> _RECORDED INFORMATION_

*-*-*

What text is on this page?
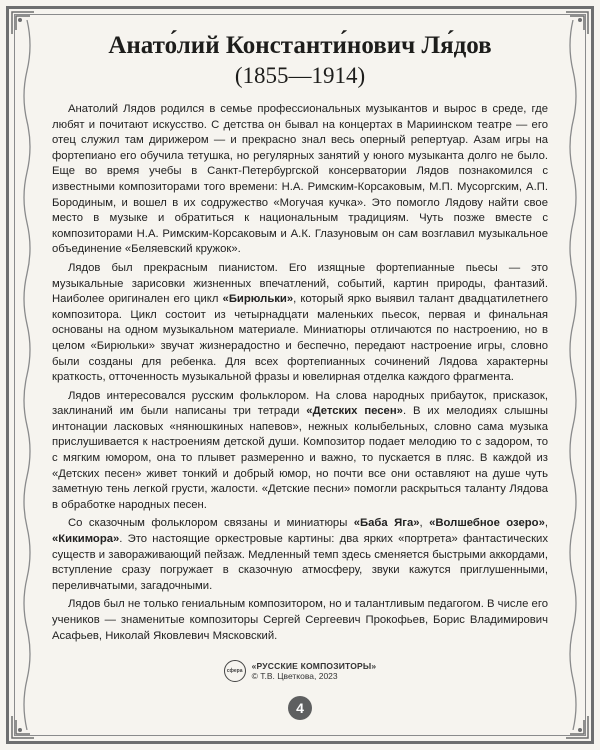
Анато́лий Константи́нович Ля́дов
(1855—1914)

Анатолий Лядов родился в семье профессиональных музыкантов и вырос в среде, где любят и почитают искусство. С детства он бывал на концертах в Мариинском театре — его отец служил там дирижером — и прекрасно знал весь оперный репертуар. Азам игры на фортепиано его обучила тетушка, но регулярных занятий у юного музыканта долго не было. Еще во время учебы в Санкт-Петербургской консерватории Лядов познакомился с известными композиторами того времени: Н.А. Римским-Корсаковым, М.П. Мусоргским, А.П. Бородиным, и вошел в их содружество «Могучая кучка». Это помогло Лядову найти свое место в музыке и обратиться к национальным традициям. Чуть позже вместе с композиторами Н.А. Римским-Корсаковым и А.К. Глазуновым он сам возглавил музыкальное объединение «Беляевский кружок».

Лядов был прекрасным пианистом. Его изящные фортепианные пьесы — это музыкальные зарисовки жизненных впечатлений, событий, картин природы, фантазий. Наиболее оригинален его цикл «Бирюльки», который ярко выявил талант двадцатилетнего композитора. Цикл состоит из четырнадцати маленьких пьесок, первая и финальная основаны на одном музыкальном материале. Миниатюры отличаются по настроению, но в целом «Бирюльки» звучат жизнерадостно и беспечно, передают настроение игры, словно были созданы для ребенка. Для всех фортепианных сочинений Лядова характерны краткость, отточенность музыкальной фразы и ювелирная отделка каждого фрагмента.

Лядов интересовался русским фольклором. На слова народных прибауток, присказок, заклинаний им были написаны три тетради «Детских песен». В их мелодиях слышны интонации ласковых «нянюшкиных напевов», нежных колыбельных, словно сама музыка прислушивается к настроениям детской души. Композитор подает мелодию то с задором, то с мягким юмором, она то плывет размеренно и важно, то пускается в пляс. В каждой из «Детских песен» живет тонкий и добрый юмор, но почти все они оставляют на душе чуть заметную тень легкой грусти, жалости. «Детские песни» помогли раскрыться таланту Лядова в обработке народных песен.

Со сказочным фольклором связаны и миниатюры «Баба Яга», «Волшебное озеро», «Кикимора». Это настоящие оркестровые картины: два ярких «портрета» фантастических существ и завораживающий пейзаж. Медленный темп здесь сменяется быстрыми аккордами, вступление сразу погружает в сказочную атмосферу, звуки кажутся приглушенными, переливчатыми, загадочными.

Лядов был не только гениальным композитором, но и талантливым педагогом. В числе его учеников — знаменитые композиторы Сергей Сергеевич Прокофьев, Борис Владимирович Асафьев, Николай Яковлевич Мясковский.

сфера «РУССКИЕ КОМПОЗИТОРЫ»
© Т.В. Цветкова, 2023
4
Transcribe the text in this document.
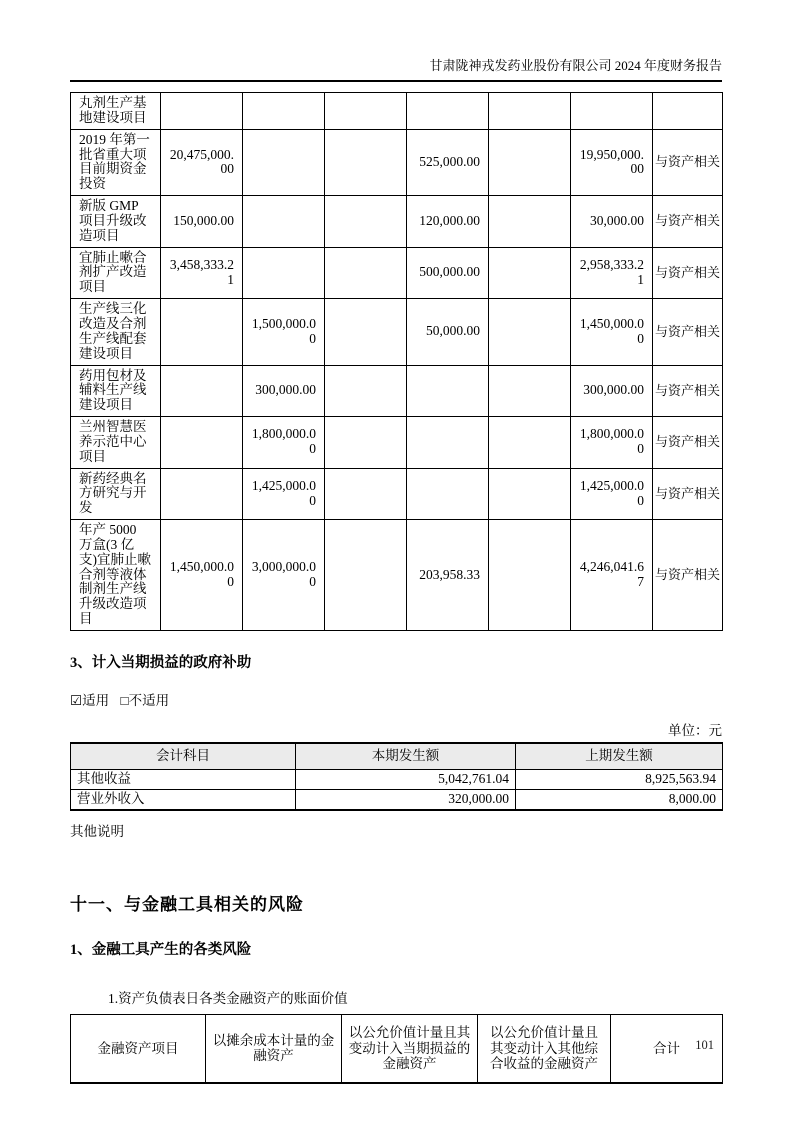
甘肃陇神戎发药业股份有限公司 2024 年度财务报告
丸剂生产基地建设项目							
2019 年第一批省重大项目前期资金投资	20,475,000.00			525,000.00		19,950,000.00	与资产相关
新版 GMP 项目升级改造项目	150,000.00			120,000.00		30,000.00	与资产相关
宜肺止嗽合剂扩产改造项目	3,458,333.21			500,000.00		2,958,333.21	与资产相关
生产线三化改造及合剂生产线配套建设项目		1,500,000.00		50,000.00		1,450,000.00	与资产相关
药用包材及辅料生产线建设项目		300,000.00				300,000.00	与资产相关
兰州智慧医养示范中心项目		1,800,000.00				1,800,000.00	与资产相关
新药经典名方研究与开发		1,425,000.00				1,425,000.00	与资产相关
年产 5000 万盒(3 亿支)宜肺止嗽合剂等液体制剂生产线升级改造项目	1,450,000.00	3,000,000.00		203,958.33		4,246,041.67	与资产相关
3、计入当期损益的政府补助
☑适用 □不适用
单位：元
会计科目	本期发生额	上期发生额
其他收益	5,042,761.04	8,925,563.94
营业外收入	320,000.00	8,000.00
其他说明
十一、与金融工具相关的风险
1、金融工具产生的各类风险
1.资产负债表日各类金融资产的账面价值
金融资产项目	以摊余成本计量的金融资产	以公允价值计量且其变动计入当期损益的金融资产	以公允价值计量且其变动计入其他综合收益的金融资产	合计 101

*-*-*

> _PROBLEM DETAILS_
Output the records above exactly as they are, leaving out the pictures.

> _THE SOLUTION_
What text is on this page?
Анато́лий Константи́нович Ля́дов
(1855—1914)

Анатолий Лядов родился в семье профессиональных музыкантов и вырос в среде, где любят и почитают искусство. С детства он бывал на концертах в Мариинском театре — его отец служил там дирижером — и прекрасно знал весь оперный репертуар. Азам игры на фортепиано его обучила тетушка, но регулярных занятий у юного музыканта долго не было. Еще во время учебы в Санкт-Петербургской консерватории Лядов познакомился с известными композиторами того времени: Н.А. Римским-Корсаковым, М.П. Мусоргским, А.П. Бородиным, и вошел в их содружество «Могучая кучка». Это помогло Лядову найти свое место в музыке и обратиться к национальным традициям. Чуть позже вместе с композиторами Н.А. Римским-Корсаковым и А.К. Глазуновым он сам возглавил музыкальное объединение «Беляевский кружок».

Лядов был прекрасным пианистом. Его изящные фортепианные пьесы — это музыкальные зарисовки жизненных впечатлений, событий, картин природы, фантазий. Наиболее оригинален его цикл «Бирюльки», который ярко выявил талант двадцатилетнего композитора. Цикл состоит из четырнадцати маленьких пьесок, первая и финальная основаны на одном музыкальном материале. Миниатюры отличаются по настроению, но в целом «Бирюльки» звучат жизнерадостно и беспечно, передают настроение игры, словно были созданы для ребенка. Для всех фортепианных сочинений Лядова характерны краткость, отточенность музыкальной фразы и ювелирная отделка каждого фрагмента.

Лядов интересовался русским фольклором. На слова народных прибауток, присказок, заклинаний им были написаны три тетради «Детских песен». В их мелодиях слышны интонации ласковых «нянюшкиных напевов», нежных колыбельных, словно сама музыка прислушивается к настроениям детской души. Композитор подает мелодию то с задором, то с мягким юмором, она то плывет размеренно и важно, то пускается в пляс. В каждой из «Детских песен» живет тонкий и добрый юмор, но почти все они оставляют на душе чуть заметную тень легкой грусти, жалости. «Детские песни» помогли раскрыться таланту Лядова в обработке народных песен.

Со сказочным фольклором связаны и миниатюры «Баба Яга», «Волшебное озеро», «Кикимора». Это настоящие оркестровые картины: два ярких «портрета» фантастических существ и завораживающий пейзаж. Медленный темп здесь сменяется быстрыми аккордами, вступление сразу погружает в сказочную атмосферу, звуки кажутся приглушенными, переливчатыми, загадочными.

Лядов был не только гениальным композитором, но и талантливым педагогом. В числе его учеников — знаменитые композиторы Сергей Сергеевич Прокофьев, Борис Владимирович Асафьев, Николай Яковлевич Мясковский.

сфера «РУССКИЕ КОМПОЗИТОРЫ»
© Т.В. Цветкова, 2023
4
Transcribe the text in this document.
甘肃陇神戎发药业股份有限公司 2024 年度财务报告
丸剂生产基地建设项目							
2019 年第一批省重大项目前期资金投资	20,475,000.00			525,000.00		19,950,000.00	与资产相关
新版 GMP 项目升级改造项目	150,000.00			120,000.00		30,000.00	与资产相关
宜肺止嗽合剂扩产改造项目	3,458,333.21			500,000.00		2,958,333.21	与资产相关
生产线三化改造及合剂生产线配套建设项目		1,500,000.00		50,000.00		1,450,000.00	与资产相关
药用包材及辅料生产线建设项目		300,000.00				300,000.00	与资产相关
兰州智慧医养示范中心项目		1,800,000.00				1,800,000.00	与资产相关
新药经典名方研究与开发		1,425,000.00				1,425,000.00	与资产相关
年产 5000 万盒(3 亿支)宜肺止嗽合剂等液体制剂生产线升级改造项目	1,450,000.00	3,000,000.00		203,958.33		4,246,041.67	与资产相关
3、计入当期损益的政府补助
☑适用 □不适用
单位：元
会计科目	本期发生额	上期发生额
其他收益	5,042,761.04	8,925,563.94
营业外收入	320,000.00	8,000.00
其他说明
十一、与金融工具相关的风险
1、金融工具产生的各类风险
1.资产负债表日各类金融资产的账面价值
金融资产项目	以摊余成本计量的金融资产	以公允价值计量且其变动计入当期损益的金融资产	以公允价值计量且其变动计入其他综合收益的金融资产	合计 101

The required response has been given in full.